- Goal
Consider the records below. How many of their lines include the word "empresa"? State the number and nothing else.

- Input records
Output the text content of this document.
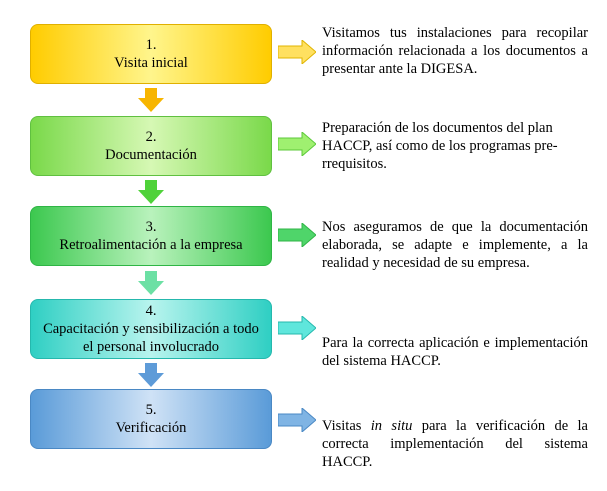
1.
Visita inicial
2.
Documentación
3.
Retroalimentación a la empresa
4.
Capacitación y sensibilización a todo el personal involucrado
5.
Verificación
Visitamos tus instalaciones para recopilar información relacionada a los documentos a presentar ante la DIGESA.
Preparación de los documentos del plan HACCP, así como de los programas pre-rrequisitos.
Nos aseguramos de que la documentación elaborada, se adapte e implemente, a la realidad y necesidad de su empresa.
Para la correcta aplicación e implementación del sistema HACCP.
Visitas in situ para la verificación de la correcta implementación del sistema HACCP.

---

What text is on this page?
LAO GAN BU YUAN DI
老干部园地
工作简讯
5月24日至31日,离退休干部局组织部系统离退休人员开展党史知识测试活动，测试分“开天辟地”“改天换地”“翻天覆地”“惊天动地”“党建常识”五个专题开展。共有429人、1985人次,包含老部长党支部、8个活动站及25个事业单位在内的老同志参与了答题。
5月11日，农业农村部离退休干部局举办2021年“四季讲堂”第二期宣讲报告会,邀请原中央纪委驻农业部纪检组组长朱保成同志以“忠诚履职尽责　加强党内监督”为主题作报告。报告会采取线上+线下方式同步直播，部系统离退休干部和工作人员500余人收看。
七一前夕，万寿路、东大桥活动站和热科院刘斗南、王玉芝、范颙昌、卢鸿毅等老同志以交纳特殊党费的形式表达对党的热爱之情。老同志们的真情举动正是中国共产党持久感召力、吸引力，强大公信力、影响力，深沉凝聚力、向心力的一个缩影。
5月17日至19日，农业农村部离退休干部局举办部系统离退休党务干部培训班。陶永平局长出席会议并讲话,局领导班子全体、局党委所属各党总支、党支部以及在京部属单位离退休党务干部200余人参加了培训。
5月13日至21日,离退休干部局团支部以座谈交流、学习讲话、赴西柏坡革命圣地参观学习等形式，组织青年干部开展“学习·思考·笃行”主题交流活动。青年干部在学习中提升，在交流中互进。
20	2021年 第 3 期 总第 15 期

==

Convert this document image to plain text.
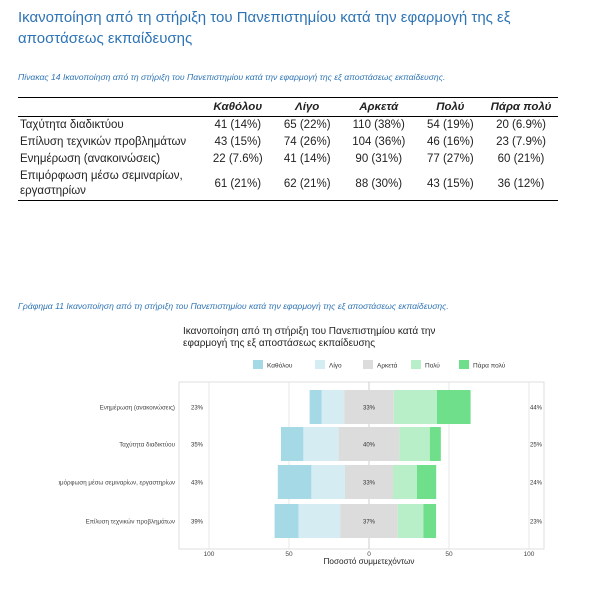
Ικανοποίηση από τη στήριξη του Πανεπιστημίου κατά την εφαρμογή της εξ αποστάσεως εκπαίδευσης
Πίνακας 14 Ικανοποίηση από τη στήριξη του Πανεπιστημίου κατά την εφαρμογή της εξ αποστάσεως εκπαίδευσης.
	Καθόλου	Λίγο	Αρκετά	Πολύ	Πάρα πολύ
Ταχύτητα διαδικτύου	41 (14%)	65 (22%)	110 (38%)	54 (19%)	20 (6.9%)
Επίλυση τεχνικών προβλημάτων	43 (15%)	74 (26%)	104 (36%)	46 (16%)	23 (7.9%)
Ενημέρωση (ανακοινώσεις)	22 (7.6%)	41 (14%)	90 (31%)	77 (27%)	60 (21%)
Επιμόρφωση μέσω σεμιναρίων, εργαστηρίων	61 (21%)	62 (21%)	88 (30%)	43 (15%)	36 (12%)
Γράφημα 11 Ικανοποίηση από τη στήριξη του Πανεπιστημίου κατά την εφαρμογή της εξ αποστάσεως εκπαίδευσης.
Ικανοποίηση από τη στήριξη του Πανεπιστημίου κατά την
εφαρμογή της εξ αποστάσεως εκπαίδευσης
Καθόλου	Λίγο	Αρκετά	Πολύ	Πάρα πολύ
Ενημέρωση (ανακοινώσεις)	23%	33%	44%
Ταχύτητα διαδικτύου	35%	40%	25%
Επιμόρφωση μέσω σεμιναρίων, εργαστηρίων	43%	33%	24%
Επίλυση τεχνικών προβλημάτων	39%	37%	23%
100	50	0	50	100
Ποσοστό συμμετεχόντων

- Reply
2